_BRIEF_: Using the records below, give the number of lines where the word "kulkureitti" appears, with no further output.

-- Start --

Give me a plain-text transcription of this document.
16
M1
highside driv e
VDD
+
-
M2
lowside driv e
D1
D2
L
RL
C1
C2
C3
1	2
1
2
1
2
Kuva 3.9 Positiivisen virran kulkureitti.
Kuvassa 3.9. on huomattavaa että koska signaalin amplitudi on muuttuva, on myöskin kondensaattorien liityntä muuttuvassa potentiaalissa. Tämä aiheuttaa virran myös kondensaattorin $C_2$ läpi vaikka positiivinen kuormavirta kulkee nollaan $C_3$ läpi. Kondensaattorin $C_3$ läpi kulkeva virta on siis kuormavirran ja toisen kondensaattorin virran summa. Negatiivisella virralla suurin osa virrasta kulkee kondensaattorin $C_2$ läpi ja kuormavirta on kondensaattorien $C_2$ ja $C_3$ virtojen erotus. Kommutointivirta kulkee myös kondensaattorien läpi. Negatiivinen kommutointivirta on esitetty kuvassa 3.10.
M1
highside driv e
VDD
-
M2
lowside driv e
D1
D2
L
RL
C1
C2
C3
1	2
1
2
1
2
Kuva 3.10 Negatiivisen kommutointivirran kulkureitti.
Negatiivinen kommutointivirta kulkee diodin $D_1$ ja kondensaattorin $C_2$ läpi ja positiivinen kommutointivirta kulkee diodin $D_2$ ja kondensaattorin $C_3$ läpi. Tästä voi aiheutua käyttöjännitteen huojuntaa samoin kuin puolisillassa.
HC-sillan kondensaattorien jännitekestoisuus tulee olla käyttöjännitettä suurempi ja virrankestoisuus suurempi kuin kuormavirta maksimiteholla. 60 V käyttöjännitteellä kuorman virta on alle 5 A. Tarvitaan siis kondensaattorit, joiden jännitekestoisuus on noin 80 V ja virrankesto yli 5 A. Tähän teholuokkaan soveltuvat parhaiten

-- End --

_SOLUTION FOR THIS PROBLEM_: 2